[TASK]
Look through the records below, and copy out every line that holds the string "icon".

□ □ □ □ □

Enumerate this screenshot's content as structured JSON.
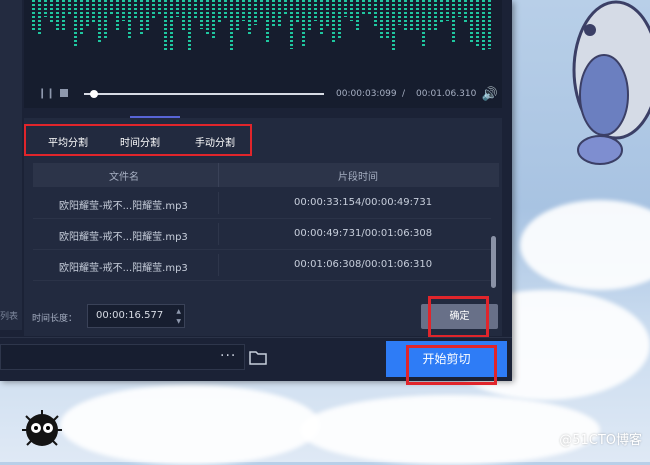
{
  "player": {
    "pause_icon": "pause-icon",
    "stop_icon": "stop-icon",
    "current_time": "00:00:03:099",
    "separator": "/",
    "total_time": "00:01.06.310",
    "volume_icon": "volume-icon"
  },
  "tabs": [
    {
      "label": "平均分割"
    },
    {
      "label": "时间分割"
    },
    {
      "label": "手动分割"
    }
  ],
  "table": {
    "headers": [
      "文件名",
      "片段时间"
    ],
    "rows": [
      {
        "file": "欧阳耀莹-戒不...阳耀莹.mp3",
        "segment": "00:00:33:154/00:00:49:731"
      },
      {
        "file": "欧阳耀莹-戒不...阳耀莹.mp3",
        "segment": "00:00:49:731/00:01:06:308"
      },
      {
        "file": "欧阳耀莹-戒不...阳耀莹.mp3",
        "segment": "00:01:06:308/00:01:06:310"
      }
    ]
  },
  "sidebar": {
    "partial_label": "列表"
  },
  "duration": {
    "label": "时间长度：",
    "value": "00:00:16.577"
  },
  "buttons": {
    "confirm": "确定",
    "start_cut": "开始剪切",
    "more": "···"
  },
  "watermark": "@51CTO博客",
  "colors": {
    "accent": "#2e7cf6",
    "highlight": "#e0252b",
    "waveform": "#1fc7a0"
  }
}
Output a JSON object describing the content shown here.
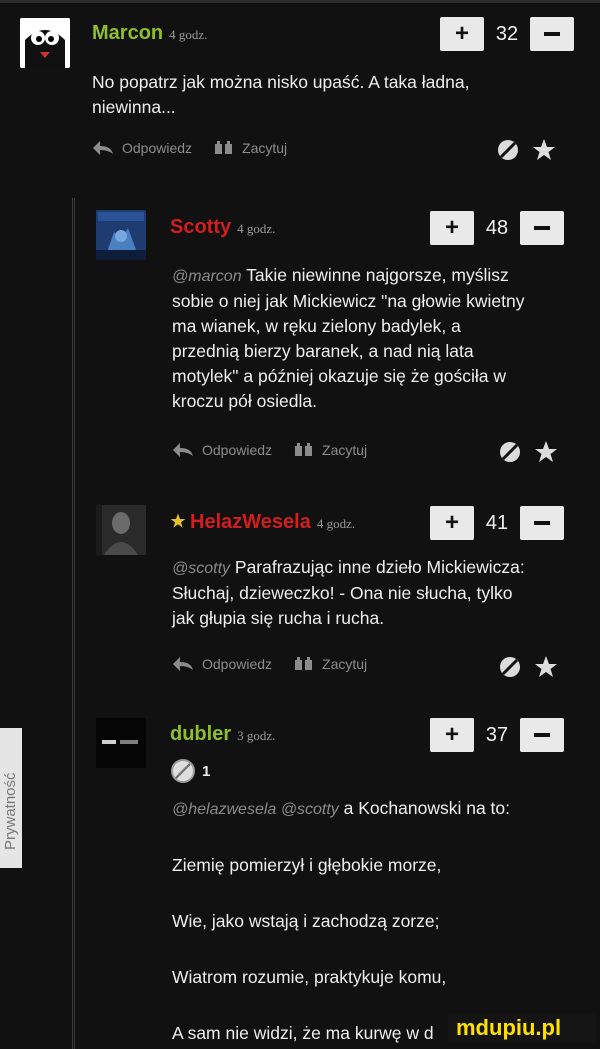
{
  "actions": {
    "reply": "Odpowiedz",
    "quote": "Zacytuj"
  },
  "comments": [
    {
      "username": "Marcon",
      "ago": "4 godz.",
      "score": "32",
      "text_line1": "No popatrz jak można nisko upaść. A taka ładna,",
      "text_line2": "niewinna..."
    },
    {
      "username": "Scotty",
      "ago": "4 godz.",
      "score": "48",
      "mention": "@marcon",
      "text": "Takie niewinne najgorsze, myślisz",
      "text_lines": [
        "sobie o niej jak Mickiewicz \"na głowie kwietny",
        "ma wianek, w ręku zielony badylek, a",
        "przednią bierzy baranek, a nad nią lata",
        "motylek\" a później okazuje się że gościła w",
        "kroczu pół osiedla."
      ]
    },
    {
      "username": "HelazWesela",
      "ago": "4 godz.",
      "score": "41",
      "mention": "@scotty",
      "text": "Parafrazując inne dzieło Mickiewicza:",
      "text_lines": [
        "Słuchaj, dzieweczko! - Ona nie słucha, tylko",
        "jak głupia się rucha i rucha."
      ]
    },
    {
      "username": "dubler",
      "ago": "3 godz.",
      "score": "37",
      "medal_count": "1",
      "mention": "@helazwesela @scotty",
      "text": "a Kochanowski na to:",
      "poem": [
        "Ziemię pomierzył i głębokie morze,",
        "Wie, jako wstają i zachodzą zorze;",
        "Wiatrom rozumie, praktykuje komu,",
        "A sam nie widzi, że ma kurwę w d"
      ]
    }
  ],
  "privacy_label": "Prywatność",
  "watermark": "mdupiu.pl",
  "colors": {
    "accent": "#8ebf2a",
    "helaz_accent": "#d21e1e",
    "background": "#111111"
  }
}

□ □ □ □ □

[SOLVED PROBLEM]
    "pause_icon": "pause-icon",
    "stop_icon": "stop-icon",
    "volume_icon": "volume-icon"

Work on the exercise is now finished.